What to produce: Repeat the lines below exactly as they appear, but leave out the images.

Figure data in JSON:
■ ■ ■ ■

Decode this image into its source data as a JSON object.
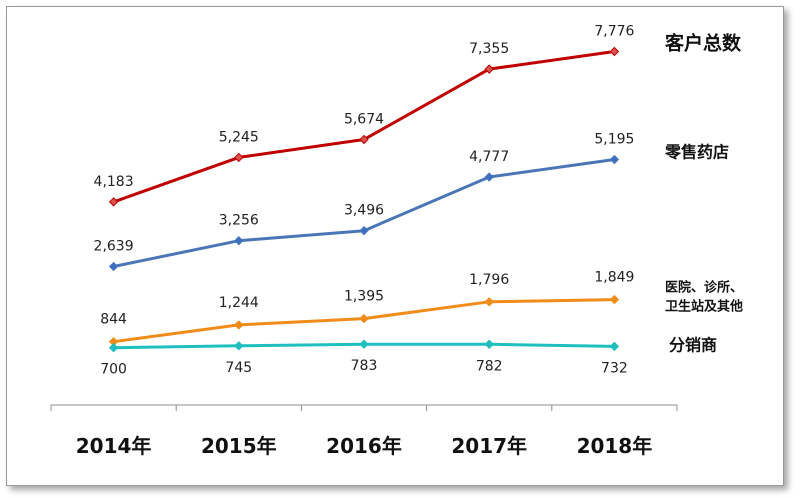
{
  "chart_data": {
    "type": "line",
    "title": "",
    "xlabel": "",
    "ylabel": "",
    "categories": [
      "2014年",
      "2015年",
      "2016年",
      "2017年",
      "2018年"
    ],
    "ylim": [
      0,
      8600
    ],
    "grid": false,
    "legend": "right",
    "series": [
      {
        "name": "客户总数",
        "values": [
          4183,
          5245,
          5674,
          7355,
          7776
        ],
        "labels": [
          "4,183",
          "5,245",
          "5,674",
          "7,355",
          "7,776"
        ],
        "color": "#c00000",
        "marker_color": "#d9534f",
        "marker": "diamond"
      },
      {
        "name": "零售药店",
        "values": [
          2639,
          3256,
          3496,
          4777,
          5195
        ],
        "labels": [
          "2,639",
          "3,256",
          "3,496",
          "4,777",
          "5,195"
        ],
        "color": "#4a76b8",
        "marker_color": "#3a6fc4",
        "marker": "diamond"
      },
      {
        "name_lines": [
          "医院、诊所、",
          "卫生站及其他"
        ],
        "values": [
          844,
          1244,
          1395,
          1796,
          1849
        ],
        "labels": [
          "844",
          "1,244",
          "1,395",
          "1,796",
          "1,849"
        ],
        "color": "#f08c1a",
        "marker_color": "#f08c1a",
        "marker": "diamond"
      },
      {
        "name": "分销商",
        "values": [
          700,
          745,
          783,
          782,
          732
        ],
        "labels": [
          "700",
          "745",
          "783",
          "782",
          "732"
        ],
        "color": "#1fbfbf",
        "marker_color": "#1fbfbf",
        "marker": "diamond"
      }
    ]
  }
}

■ ■ ■ ■

Correct response:
Decode this image into its source data as a JSON object.
{
  "chart_data": {
    "type": "line",
    "title": "",
    "xlabel": "",
    "ylabel": "",
    "categories": [
      "2014年",
      "2015年",
      "2016年",
      "2017年",
      "2018年"
    ],
    "ylim": [
      0,
      8600
    ],
    "grid": false,
    "legend": "right",
    "series": [
      {
        "name": "客户总数",
        "values": [
          4183,
          5245,
          5674,
          7355,
          7776
        ],
        "labels": [
          "4,183",
          "5,245",
          "5,674",
          "7,355",
          "7,776"
        ],
        "color": "#c00000",
        "marker_color": "#d9534f",
        "marker": "diamond"
      },
      {
        "name": "零售药店",
        "values": [
          2639,
          3256,
          3496,
          4777,
          5195
        ],
        "labels": [
          "2,639",
          "3,256",
          "3,496",
          "4,777",
          "5,195"
        ],
        "color": "#4a76b8",
        "marker_color": "#3a6fc4",
        "marker": "diamond"
      },
      {
        "name_lines": [
          "医院、诊所、",
          "卫生站及其他"
        ],
        "values": [
          844,
          1244,
          1395,
          1796,
          1849
        ],
        "labels": [
          "844",
          "1,244",
          "1,395",
          "1,796",
          "1,849"
        ],
        "color": "#f08c1a",
        "marker_color": "#f08c1a",
        "marker": "diamond"
      },
      {
        "name": "分销商",
        "values": [
          700,
          745,
          783,
          782,
          732
        ],
        "labels": [
          "700",
          "745",
          "783",
          "782",
          "732"
        ],
        "color": "#1fbfbf",
        "marker_color": "#1fbfbf",
        "marker": "diamond"
      }
    ]
  }
}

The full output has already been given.